- Exercise description
Could you repeat exactly the lines below, from the line containing "What's the underlying" through the last one, both included, while leaving out any pictures?

(Data records)
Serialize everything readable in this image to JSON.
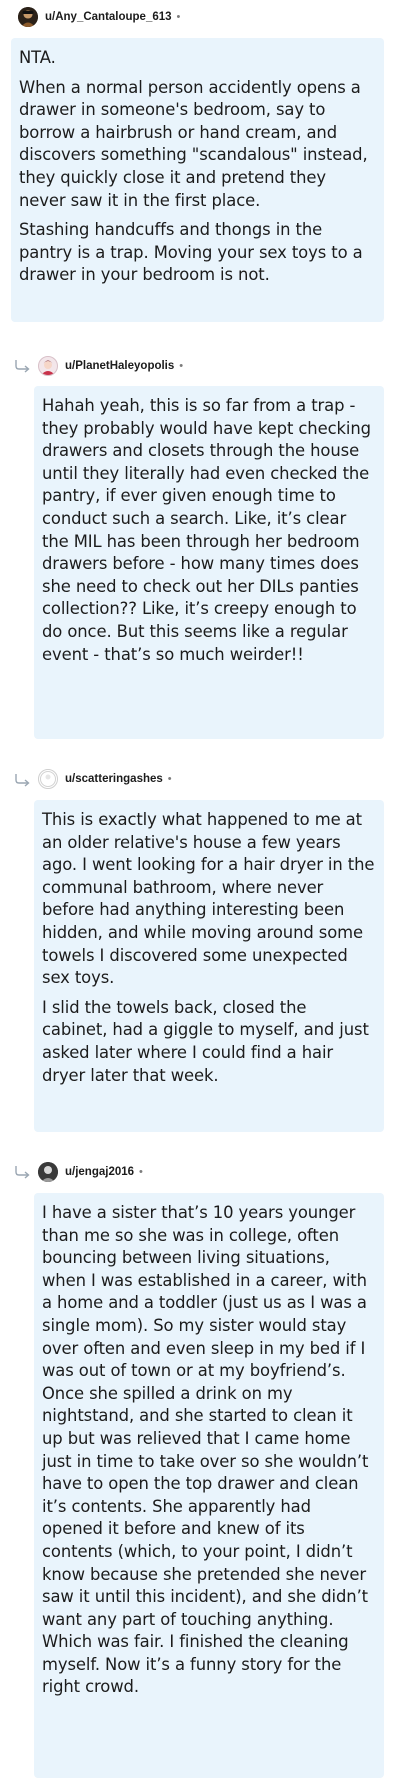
{
  "comments": [
    {
      "username": "u/Any_Cantaloupe_613",
      "separator": "•",
      "avatar_icon": "user-avatar-icon",
      "paragraphs": [
        "NTA.",
        "When a normal person accidently opens a drawer in someone's bedroom, say to borrow a hairbrush or hand cream, and discovers something \"scandalous\" instead, they quickly close it and pretend they never saw it in the first place.",
        "Stashing handcuffs and thongs in the pantry is a trap. Moving your sex toys to a drawer in your bedroom is not."
      ]
    },
    {
      "username": "u/PlanetHaleyopolis",
      "separator": "•",
      "avatar_icon": "user-avatar-icon",
      "paragraphs": [
        "Hahah yeah, this is so far from a trap - they probably would have kept checking drawers and closets through the house until they literally had even checked the pantry, if ever given enough time to conduct such a search. Like, it’s clear the MIL has been through her bedroom drawers before - how many times does she need to check out her DILs panties collection?? Like, it’s creepy enough to do once. But this seems like a regular event - that’s so much weirder!!"
      ]
    },
    {
      "username": "u/scatteringashes",
      "separator": "•",
      "avatar_icon": "user-avatar-icon",
      "paragraphs": [
        "This is exactly what happened to me at an older relative's house a few years ago. I went looking for a hair dryer in the communal bathroom, where never before had anything interesting been hidden, and while moving around some towels I discovered some unexpected sex toys.",
        "I slid the towels back, closed the cabinet, had a giggle to myself, and just asked later where I could find a hair dryer later that week."
      ]
    },
    {
      "username": "u/jengaj2016",
      "separator": "•",
      "avatar_icon": "user-avatar-icon",
      "paragraphs": [
        "I have a sister that’s 10 years younger than me so she was in college, often bouncing between living situations, when I was established in a career, with a home and a toddler (just us as I was a single mom). So my sister would stay over often and even sleep in my bed if I was out of town or at my boyfriend’s. Once she spilled a drink on my nightstand, and she started to clean it up but was relieved that I came home just in time to take over so she wouldn’t have to open the top drawer and clean it’s contents. She apparently had opened it before and knew of its contents (which, to your point, I didn’t know because she pretended she never saw it until this incident), and she didn’t want any part of touching anything. Which was fair. I finished the cleaning myself. Now it’s a funny story for the right crowd."
      ]
    }
  ],
  "colors": {
    "bubble_background": "#e9f4fc",
    "text": "#1c1c1c",
    "meta": "#7c7c7c"
  }
}
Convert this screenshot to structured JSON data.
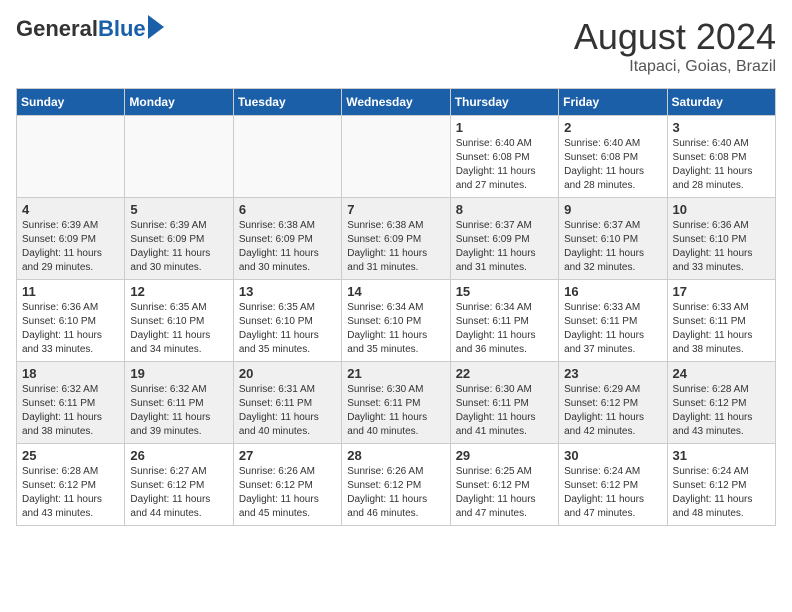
{
  "header": {
    "logo_general": "General",
    "logo_blue": "Blue",
    "month_year": "August 2024",
    "location": "Itapaci, Goias, Brazil"
  },
  "weekdays": [
    "Sunday",
    "Monday",
    "Tuesday",
    "Wednesday",
    "Thursday",
    "Friday",
    "Saturday"
  ],
  "weeks": [
    [
      {
        "day": "",
        "info": ""
      },
      {
        "day": "",
        "info": ""
      },
      {
        "day": "",
        "info": ""
      },
      {
        "day": "",
        "info": ""
      },
      {
        "day": "1",
        "info": "Sunrise: 6:40 AM\nSunset: 6:08 PM\nDaylight: 11 hours and 27 minutes."
      },
      {
        "day": "2",
        "info": "Sunrise: 6:40 AM\nSunset: 6:08 PM\nDaylight: 11 hours and 28 minutes."
      },
      {
        "day": "3",
        "info": "Sunrise: 6:40 AM\nSunset: 6:08 PM\nDaylight: 11 hours and 28 minutes."
      }
    ],
    [
      {
        "day": "4",
        "info": "Sunrise: 6:39 AM\nSunset: 6:09 PM\nDaylight: 11 hours and 29 minutes."
      },
      {
        "day": "5",
        "info": "Sunrise: 6:39 AM\nSunset: 6:09 PM\nDaylight: 11 hours and 30 minutes."
      },
      {
        "day": "6",
        "info": "Sunrise: 6:38 AM\nSunset: 6:09 PM\nDaylight: 11 hours and 30 minutes."
      },
      {
        "day": "7",
        "info": "Sunrise: 6:38 AM\nSunset: 6:09 PM\nDaylight: 11 hours and 31 minutes."
      },
      {
        "day": "8",
        "info": "Sunrise: 6:37 AM\nSunset: 6:09 PM\nDaylight: 11 hours and 31 minutes."
      },
      {
        "day": "9",
        "info": "Sunrise: 6:37 AM\nSunset: 6:10 PM\nDaylight: 11 hours and 32 minutes."
      },
      {
        "day": "10",
        "info": "Sunrise: 6:36 AM\nSunset: 6:10 PM\nDaylight: 11 hours and 33 minutes."
      }
    ],
    [
      {
        "day": "11",
        "info": "Sunrise: 6:36 AM\nSunset: 6:10 PM\nDaylight: 11 hours and 33 minutes."
      },
      {
        "day": "12",
        "info": "Sunrise: 6:35 AM\nSunset: 6:10 PM\nDaylight: 11 hours and 34 minutes."
      },
      {
        "day": "13",
        "info": "Sunrise: 6:35 AM\nSunset: 6:10 PM\nDaylight: 11 hours and 35 minutes."
      },
      {
        "day": "14",
        "info": "Sunrise: 6:34 AM\nSunset: 6:10 PM\nDaylight: 11 hours and 35 minutes."
      },
      {
        "day": "15",
        "info": "Sunrise: 6:34 AM\nSunset: 6:11 PM\nDaylight: 11 hours and 36 minutes."
      },
      {
        "day": "16",
        "info": "Sunrise: 6:33 AM\nSunset: 6:11 PM\nDaylight: 11 hours and 37 minutes."
      },
      {
        "day": "17",
        "info": "Sunrise: 6:33 AM\nSunset: 6:11 PM\nDaylight: 11 hours and 38 minutes."
      }
    ],
    [
      {
        "day": "18",
        "info": "Sunrise: 6:32 AM\nSunset: 6:11 PM\nDaylight: 11 hours and 38 minutes."
      },
      {
        "day": "19",
        "info": "Sunrise: 6:32 AM\nSunset: 6:11 PM\nDaylight: 11 hours and 39 minutes."
      },
      {
        "day": "20",
        "info": "Sunrise: 6:31 AM\nSunset: 6:11 PM\nDaylight: 11 hours and 40 minutes."
      },
      {
        "day": "21",
        "info": "Sunrise: 6:30 AM\nSunset: 6:11 PM\nDaylight: 11 hours and 40 minutes."
      },
      {
        "day": "22",
        "info": "Sunrise: 6:30 AM\nSunset: 6:11 PM\nDaylight: 11 hours and 41 minutes."
      },
      {
        "day": "23",
        "info": "Sunrise: 6:29 AM\nSunset: 6:12 PM\nDaylight: 11 hours and 42 minutes."
      },
      {
        "day": "24",
        "info": "Sunrise: 6:28 AM\nSunset: 6:12 PM\nDaylight: 11 hours and 43 minutes."
      }
    ],
    [
      {
        "day": "25",
        "info": "Sunrise: 6:28 AM\nSunset: 6:12 PM\nDaylight: 11 hours and 43 minutes."
      },
      {
        "day": "26",
        "info": "Sunrise: 6:27 AM\nSunset: 6:12 PM\nDaylight: 11 hours and 44 minutes."
      },
      {
        "day": "27",
        "info": "Sunrise: 6:26 AM\nSunset: 6:12 PM\nDaylight: 11 hours and 45 minutes."
      },
      {
        "day": "28",
        "info": "Sunrise: 6:26 AM\nSunset: 6:12 PM\nDaylight: 11 hours and 46 minutes."
      },
      {
        "day": "29",
        "info": "Sunrise: 6:25 AM\nSunset: 6:12 PM\nDaylight: 11 hours and 47 minutes."
      },
      {
        "day": "30",
        "info": "Sunrise: 6:24 AM\nSunset: 6:12 PM\nDaylight: 11 hours and 47 minutes."
      },
      {
        "day": "31",
        "info": "Sunrise: 6:24 AM\nSunset: 6:12 PM\nDaylight: 11 hours and 48 minutes."
      }
    ]
  ]
}
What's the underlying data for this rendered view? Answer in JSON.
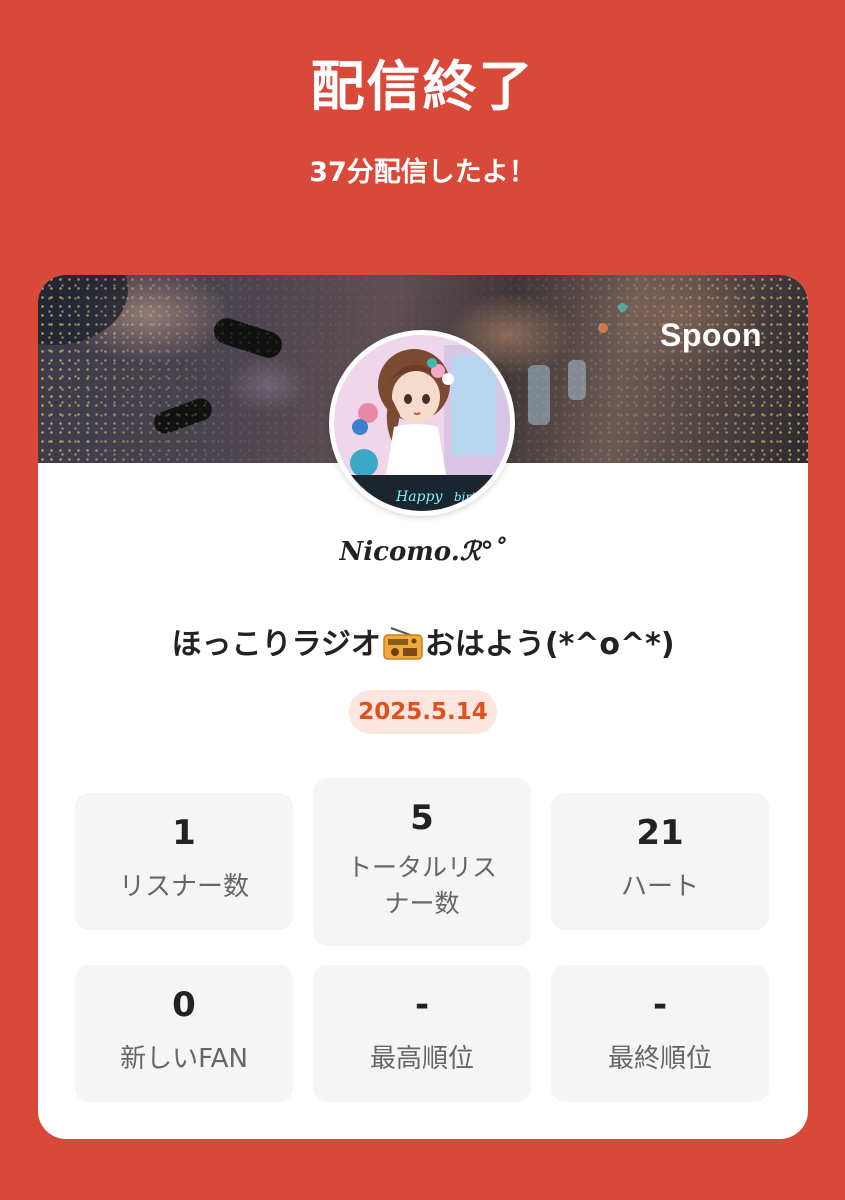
{
  "header": {
    "title": "配信終了",
    "subtitle": "37分配信したよ！"
  },
  "card": {
    "brand": "Spoon",
    "username": "Nicomo.ℛ°˚",
    "stream_title_before": "ほっこりラジオ",
    "stream_title_after": "おはよう(*^o^*)",
    "title_emoji_icon": "radio-icon",
    "date": "2025.5.14",
    "accent_color": "#e0501e",
    "background_color": "#d9493a"
  },
  "stats": [
    {
      "value": "1",
      "label": "リスナー数"
    },
    {
      "value": "5",
      "label_line1": "トータルリス",
      "label_line2": "ナー数"
    },
    {
      "value": "21",
      "label": "ハート"
    },
    {
      "value": "0",
      "label": "新しいFAN"
    },
    {
      "value": "-",
      "label": "最高順位"
    },
    {
      "value": "-",
      "label": "最終順位"
    }
  ]
}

- Reply
What's the underlying data for this rendered view? Answer in JSON.
{
  "header": {
    "title": "配信終了",
    "subtitle": "37分配信したよ！"
  },
  "card": {
    "brand": "Spoon",
    "username": "Nicomo.ℛ°˚",
    "stream_title_before": "ほっこりラジオ",
    "stream_title_after": "おはよう(*^o^*)",
    "title_emoji_icon": "radio-icon",
    "date": "2025.5.14",
    "accent_color": "#e0501e",
    "background_color": "#d9493a"
  },
  "stats": [
    {
      "value": "1",
      "label": "リスナー数"
    },
    {
      "value": "5",
      "label_line1": "トータルリス",
      "label_line2": "ナー数"
    },
    {
      "value": "21",
      "label": "ハート"
    },
    {
      "value": "0",
      "label": "新しいFAN"
    },
    {
      "value": "-",
      "label": "最高順位"
    },
    {
      "value": "-",
      "label": "最終順位"
    }
  ]
}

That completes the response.